以下の商標登録異議申立ての審決文を、最後の文の後から書き継ぐこと。

#### 読解文

Trademark Appeal Case
称呼の語調・語感の差異
本データベースは、特許庁の審決例をAIで解析・要約したものです。拒絶理由通知に対する意見書作成や、審判請求書等の作成時の参考としてお役立てください。
基本情報
| 審判番号 | 異議2001−90037(T2001−90037/J7) |
|---|---|
| 審判種別 | 異議 |
| 結論 | 敗訴(請求棄却) |
理由テキスト
1 本件商標
本件登録第4425340号商標(以下「本件商標」という。)は、平成11年6月29日に登録出願され、「BIOMATE」の文字と「バイオメイト」の文字とを二段に横書きしてなり、第10類に属する商標登録原簿に記載のとおりの商品を指定商品として、同12年10月20日に設定登録されたものである。
2 登録異議の申立ての理由
本件商標は、昭和60年4月1日に登録出願され、「BIOMET」の文字を横書きしてなり、第10類に属する商標登録原簿に記載のとおりの商品を指定商品として、平成9年4月11日に設定登録されている登録第2720397号商標(以下「引用商標」という。)と称呼において類似する商標であって、引用商標に係る指定商品と同一又は類似の商品について使用するものである。
したがって、本件商標は、商標法第4条第1項第11号に該当し、その登録は取り消されるべきである。
3 当審の判断
本件商標は、上記のとおりの構成からなるところ、一般に欧文字と仮名文字を併記した構成の商標において、その仮名文字部分が欧文字部分の称呼を特定すべき役割を果たすものと無理なく認識し得るときは、仮名文字部分より生ずる称呼がその商標より生ずる自然の称呼とみるのが相当である。

########
#### データ一覧

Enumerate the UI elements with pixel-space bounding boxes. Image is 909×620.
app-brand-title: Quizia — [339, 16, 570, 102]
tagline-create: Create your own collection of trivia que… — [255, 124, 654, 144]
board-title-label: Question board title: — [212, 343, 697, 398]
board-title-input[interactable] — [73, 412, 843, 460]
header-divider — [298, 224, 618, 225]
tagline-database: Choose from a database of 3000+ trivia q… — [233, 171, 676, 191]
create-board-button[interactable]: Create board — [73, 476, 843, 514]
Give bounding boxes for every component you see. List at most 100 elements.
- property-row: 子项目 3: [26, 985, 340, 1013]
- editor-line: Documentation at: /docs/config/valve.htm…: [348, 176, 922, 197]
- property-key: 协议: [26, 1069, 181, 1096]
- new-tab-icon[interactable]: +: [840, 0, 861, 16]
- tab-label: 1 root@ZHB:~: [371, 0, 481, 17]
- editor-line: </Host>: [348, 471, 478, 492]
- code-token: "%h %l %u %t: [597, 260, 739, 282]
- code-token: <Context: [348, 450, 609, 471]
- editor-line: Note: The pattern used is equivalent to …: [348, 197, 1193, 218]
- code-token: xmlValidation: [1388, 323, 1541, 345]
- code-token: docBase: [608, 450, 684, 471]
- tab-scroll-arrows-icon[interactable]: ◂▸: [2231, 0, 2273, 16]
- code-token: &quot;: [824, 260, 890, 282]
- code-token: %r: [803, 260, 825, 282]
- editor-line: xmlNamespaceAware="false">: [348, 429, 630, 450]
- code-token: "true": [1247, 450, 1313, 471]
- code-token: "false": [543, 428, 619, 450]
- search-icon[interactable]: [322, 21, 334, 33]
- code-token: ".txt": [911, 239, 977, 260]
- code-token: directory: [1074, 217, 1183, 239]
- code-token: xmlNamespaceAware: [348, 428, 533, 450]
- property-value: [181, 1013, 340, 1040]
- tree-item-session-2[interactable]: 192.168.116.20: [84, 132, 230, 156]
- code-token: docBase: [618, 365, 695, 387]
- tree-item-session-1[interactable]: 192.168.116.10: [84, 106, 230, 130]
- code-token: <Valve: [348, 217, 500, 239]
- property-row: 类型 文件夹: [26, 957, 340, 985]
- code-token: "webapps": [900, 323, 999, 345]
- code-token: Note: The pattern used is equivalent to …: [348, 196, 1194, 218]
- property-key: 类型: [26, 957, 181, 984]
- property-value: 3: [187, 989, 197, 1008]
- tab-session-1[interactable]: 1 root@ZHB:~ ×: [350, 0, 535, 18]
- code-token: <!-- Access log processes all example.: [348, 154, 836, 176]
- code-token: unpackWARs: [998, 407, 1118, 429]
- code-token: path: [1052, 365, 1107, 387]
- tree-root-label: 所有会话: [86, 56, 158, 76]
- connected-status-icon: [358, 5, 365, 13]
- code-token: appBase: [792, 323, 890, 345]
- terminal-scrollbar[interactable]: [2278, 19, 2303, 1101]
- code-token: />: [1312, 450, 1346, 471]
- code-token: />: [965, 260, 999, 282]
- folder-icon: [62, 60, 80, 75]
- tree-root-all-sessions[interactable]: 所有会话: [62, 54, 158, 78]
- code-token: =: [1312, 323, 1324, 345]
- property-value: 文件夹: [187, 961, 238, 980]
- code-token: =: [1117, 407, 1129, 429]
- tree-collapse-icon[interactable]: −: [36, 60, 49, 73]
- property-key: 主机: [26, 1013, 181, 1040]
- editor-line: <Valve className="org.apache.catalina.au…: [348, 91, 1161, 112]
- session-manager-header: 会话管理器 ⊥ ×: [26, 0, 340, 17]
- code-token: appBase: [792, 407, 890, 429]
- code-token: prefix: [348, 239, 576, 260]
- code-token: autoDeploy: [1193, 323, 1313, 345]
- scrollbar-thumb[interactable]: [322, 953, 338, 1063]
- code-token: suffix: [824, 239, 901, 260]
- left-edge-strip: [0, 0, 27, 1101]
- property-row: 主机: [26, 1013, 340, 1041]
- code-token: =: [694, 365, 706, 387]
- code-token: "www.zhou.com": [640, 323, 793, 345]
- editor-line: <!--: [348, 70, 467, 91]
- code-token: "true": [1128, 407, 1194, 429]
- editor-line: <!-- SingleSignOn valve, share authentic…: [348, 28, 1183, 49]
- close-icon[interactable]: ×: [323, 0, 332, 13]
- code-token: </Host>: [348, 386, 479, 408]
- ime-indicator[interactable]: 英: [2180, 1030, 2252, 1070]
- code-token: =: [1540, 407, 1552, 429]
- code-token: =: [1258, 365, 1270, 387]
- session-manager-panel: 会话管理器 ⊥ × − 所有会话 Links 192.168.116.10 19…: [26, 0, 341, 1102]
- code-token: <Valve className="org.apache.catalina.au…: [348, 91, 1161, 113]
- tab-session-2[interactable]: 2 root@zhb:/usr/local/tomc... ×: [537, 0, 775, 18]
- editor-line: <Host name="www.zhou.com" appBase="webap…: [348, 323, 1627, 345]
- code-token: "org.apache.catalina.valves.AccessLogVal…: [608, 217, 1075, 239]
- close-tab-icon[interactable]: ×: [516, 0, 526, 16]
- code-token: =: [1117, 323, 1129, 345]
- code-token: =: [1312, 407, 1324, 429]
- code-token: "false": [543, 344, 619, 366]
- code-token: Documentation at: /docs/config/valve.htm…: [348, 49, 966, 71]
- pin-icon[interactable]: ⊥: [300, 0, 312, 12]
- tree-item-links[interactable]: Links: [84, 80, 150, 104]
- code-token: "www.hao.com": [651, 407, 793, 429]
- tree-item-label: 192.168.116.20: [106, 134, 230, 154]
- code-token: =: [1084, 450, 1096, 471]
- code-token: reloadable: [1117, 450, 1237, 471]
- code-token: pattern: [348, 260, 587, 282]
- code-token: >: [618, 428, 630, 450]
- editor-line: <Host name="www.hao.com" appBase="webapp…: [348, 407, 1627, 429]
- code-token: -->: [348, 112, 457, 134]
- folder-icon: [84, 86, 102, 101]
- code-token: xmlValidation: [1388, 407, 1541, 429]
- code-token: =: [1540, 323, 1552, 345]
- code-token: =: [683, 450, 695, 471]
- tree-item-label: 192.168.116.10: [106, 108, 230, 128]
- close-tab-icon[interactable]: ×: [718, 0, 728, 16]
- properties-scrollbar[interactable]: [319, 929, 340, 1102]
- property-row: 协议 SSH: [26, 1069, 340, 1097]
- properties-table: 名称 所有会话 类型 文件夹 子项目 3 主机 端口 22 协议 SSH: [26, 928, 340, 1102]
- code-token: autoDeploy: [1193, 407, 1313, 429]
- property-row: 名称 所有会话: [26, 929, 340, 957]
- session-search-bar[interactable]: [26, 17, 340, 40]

########

▶ [解答]
そうとすると、本件商標は、その読みを特定したものと認められる片仮名文字に相応して「バイオメイト」の称呼のみを生ずるものというべきである。
他方、引用商標は、その構成文字に相応して「バイオメット」の称呼を生ずるものと認められるものである。
しかして、両称呼の差異は、後半部における「イ」の音とメの促音の差異のみとはいえ、前者の「メイト」の部分は、各音とも一音一音明瞭に、かつ、平板に発音されるのに対して、後者の「メット」の部分は、促音を伴うことから、特に「メ」の音が強く発音され、「ト」の音は短く簡潔に発音されるものであるから、両者は、これをそれぞれ一連に称呼するも、その語調・語感を異にし、互いに聞き誤るおそれはないものというべきである。
その他、本件商標と引用商標とを類似のものとすべき事由は見出せない。
したがって、本件商標は、商標法第4条第1項第11号の規定に違反して登録されたものではない。
よって、同法第43条の3第4項の規定に基づき、結論のとおり決定する。